Aim of the task
Each entry must be reproduced precisely as it stands.

[Stored data entries]

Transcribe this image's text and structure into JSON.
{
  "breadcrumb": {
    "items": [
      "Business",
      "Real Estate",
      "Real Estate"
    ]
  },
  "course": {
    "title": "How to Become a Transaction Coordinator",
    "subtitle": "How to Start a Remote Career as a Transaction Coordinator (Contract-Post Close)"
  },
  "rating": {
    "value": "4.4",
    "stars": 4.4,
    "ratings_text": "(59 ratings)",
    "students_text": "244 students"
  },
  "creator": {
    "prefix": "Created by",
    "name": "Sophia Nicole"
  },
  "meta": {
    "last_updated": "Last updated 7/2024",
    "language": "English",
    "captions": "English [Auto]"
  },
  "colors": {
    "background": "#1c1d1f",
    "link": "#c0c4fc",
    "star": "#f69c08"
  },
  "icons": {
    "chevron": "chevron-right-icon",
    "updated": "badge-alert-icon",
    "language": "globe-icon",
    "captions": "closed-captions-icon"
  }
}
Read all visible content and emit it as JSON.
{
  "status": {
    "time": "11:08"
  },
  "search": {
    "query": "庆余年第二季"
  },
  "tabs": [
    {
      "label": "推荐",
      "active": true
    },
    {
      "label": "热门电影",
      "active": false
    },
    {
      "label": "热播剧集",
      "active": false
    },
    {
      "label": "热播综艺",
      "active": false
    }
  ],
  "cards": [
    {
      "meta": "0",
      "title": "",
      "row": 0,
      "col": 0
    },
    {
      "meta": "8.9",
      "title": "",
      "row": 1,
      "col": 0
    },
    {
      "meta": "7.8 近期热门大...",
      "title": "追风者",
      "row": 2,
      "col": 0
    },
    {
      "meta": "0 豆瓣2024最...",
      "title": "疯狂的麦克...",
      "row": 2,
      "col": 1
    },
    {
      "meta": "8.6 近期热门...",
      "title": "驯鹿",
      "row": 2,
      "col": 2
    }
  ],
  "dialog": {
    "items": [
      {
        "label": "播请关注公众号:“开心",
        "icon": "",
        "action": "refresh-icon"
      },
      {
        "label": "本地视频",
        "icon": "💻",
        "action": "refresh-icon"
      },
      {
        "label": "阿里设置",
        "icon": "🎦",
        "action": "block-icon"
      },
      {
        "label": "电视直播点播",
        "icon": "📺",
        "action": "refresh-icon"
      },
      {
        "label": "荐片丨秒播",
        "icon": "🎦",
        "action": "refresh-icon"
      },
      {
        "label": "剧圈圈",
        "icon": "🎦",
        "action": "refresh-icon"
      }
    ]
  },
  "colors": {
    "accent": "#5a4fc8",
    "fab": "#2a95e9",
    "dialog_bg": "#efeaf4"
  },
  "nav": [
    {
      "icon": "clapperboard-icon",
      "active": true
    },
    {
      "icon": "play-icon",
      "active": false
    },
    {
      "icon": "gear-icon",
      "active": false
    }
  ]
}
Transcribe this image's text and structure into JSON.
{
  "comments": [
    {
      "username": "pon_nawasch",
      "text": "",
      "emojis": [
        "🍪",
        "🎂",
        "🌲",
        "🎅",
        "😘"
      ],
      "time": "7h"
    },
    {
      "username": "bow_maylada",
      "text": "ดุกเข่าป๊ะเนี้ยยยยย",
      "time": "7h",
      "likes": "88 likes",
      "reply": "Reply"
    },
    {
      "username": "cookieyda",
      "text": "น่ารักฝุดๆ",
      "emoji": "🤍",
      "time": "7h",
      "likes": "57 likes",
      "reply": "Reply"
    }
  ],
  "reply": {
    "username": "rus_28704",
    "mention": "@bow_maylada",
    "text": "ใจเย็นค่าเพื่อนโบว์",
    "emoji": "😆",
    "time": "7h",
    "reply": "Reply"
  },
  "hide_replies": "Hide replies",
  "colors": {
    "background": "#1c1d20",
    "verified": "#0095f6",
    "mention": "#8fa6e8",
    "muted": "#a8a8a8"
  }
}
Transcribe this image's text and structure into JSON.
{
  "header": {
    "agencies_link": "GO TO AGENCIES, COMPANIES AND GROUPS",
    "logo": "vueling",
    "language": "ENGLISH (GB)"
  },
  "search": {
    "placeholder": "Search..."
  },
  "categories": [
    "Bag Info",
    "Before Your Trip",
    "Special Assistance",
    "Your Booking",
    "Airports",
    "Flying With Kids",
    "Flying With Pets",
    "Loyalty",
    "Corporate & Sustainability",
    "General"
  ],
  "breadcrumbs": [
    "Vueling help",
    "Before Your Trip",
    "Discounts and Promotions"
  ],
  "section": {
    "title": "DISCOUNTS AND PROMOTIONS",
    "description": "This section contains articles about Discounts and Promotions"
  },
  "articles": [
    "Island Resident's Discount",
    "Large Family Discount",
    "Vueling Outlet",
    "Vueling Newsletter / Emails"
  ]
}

Answer for the task
Transcribe this image's text and structure into JSON.
{
  "breadcrumb": {
    "items": [
      "Business",
      "Real Estate",
      "Real Estate"
    ]
  },
  "course": {
    "title": "How to Become a Transaction Coordinator",
    "subtitle": "How to Start a Remote Career as a Transaction Coordinator (Contract-Post Close)"
  },
  "rating": {
    "value": "4.4",
    "stars": 4.4,
    "ratings_text": "(59 ratings)",
    "students_text": "244 students"
  },
  "creator": {
    "prefix": "Created by",
    "name": "Sophia Nicole"
  },
  "meta": {
    "last_updated": "Last updated 7/2024",
    "language": "English",
    "captions": "English [Auto]"
  },
  "colors": {
    "background": "#1c1d1f",
    "link": "#c0c4fc",
    "star": "#f69c08"
  },
  "icons": {
    "chevron": "chevron-right-icon",
    "updated": "badge-alert-icon",
    "language": "globe-icon",
    "captions": "closed-captions-icon"
  }
}
Read all visible content and emit it as JSON.
{
  "status": {
    "time": "11:08"
  },
  "search": {
    "query": "庆余年第二季"
  },
  "tabs": [
    {
      "label": "推荐",
      "active": true
    },
    {
      "label": "热门电影",
      "active": false
    },
    {
      "label": "热播剧集",
      "active": false
    },
    {
      "label": "热播综艺",
      "active": false
    }
  ],
  "cards": [
    {
      "meta": "0",
      "title": "",
      "row": 0,
      "col": 0
    },
    {
      "meta": "8.9",
      "title": "",
      "row": 1,
      "col": 0
    },
    {
      "meta": "7.8 近期热门大...",
      "title": "追风者",
      "row": 2,
      "col": 0
    },
    {
      "meta": "0 豆瓣2024最...",
      "title": "疯狂的麦克...",
      "row": 2,
      "col": 1
    },
    {
      "meta": "8.6 近期热门...",
      "title": "驯鹿",
      "row": 2,
      "col": 2
    }
  ],
  "dialog": {
    "items": [
      {
        "label": "播请关注公众号:“开心",
        "icon": "",
        "action": "refresh-icon"
      },
      {
        "label": "本地视频",
        "icon": "💻",
        "action": "refresh-icon"
      },
      {
        "label": "阿里设置",
        "icon": "🎦",
        "action": "block-icon"
      },
      {
        "label": "电视直播点播",
        "icon": "📺",
        "action": "refresh-icon"
      },
      {
        "label": "荐片丨秒播",
        "icon": "🎦",
        "action": "refresh-icon"
      },
      {
        "label": "剧圈圈",
        "icon": "🎦",
        "action": "refresh-icon"
      }
    ]
  },
  "colors": {
    "accent": "#5a4fc8",
    "fab": "#2a95e9",
    "dialog_bg": "#efeaf4"
  },
  "nav": [
    {
      "icon": "clapperboard-icon",
      "active": true
    },
    {
      "icon": "play-icon",
      "active": false
    },
    {
      "icon": "gear-icon",
      "active": false
    }
  ]
}
Transcribe this image's text and structure into JSON.
{
  "comments": [
    {
      "username": "pon_nawasch",
      "text": "",
      "emojis": [
        "🍪",
        "🎂",
        "🌲",
        "🎅",
        "😘"
      ],
      "time": "7h"
    },
    {
      "username": "bow_maylada",
      "text": "ดุกเข่าป๊ะเนี้ยยยยย",
      "time": "7h",
      "likes": "88 likes",
      "reply": "Reply"
    },
    {
      "username": "cookieyda",
      "text": "น่ารักฝุดๆ",
      "emoji": "🤍",
      "time": "7h",
      "likes": "57 likes",
      "reply": "Reply"
    }
  ],
  "reply": {
    "username": "rus_28704",
    "mention": "@bow_maylada",
    "text": "ใจเย็นค่าเพื่อนโบว์",
    "emoji": "😆",
    "time": "7h",
    "reply": "Reply"
  },
  "hide_replies": "Hide replies",
  "colors": {
    "background": "#1c1d20",
    "verified": "#0095f6",
    "mention": "#8fa6e8",
    "muted": "#a8a8a8"
  }
}
Transcribe this image's text and structure into JSON.
{
  "header": {
    "agencies_link": "GO TO AGENCIES, COMPANIES AND GROUPS",
    "logo": "vueling",
    "language": "ENGLISH (GB)"
  },
  "search": {
    "placeholder": "Search..."
  },
  "categories": [
    "Bag Info",
    "Before Your Trip",
    "Special Assistance",
    "Your Booking",
    "Airports",
    "Flying With Kids",
    "Flying With Pets",
    "Loyalty",
    "Corporate & Sustainability",
    "General"
  ],
  "breadcrumbs": [
    "Vueling help",
    "Before Your Trip",
    "Discounts and Promotions"
  ],
  "section": {
    "title": "DISCOUNTS AND PROMOTIONS",
    "description": "This section contains articles about Discounts and Promotions"
  },
  "articles": [
    "Island Resident's Discount",
    "Large Family Discount",
    "Vueling Outlet",
    "Vueling Newsletter / Emails"
  ]
}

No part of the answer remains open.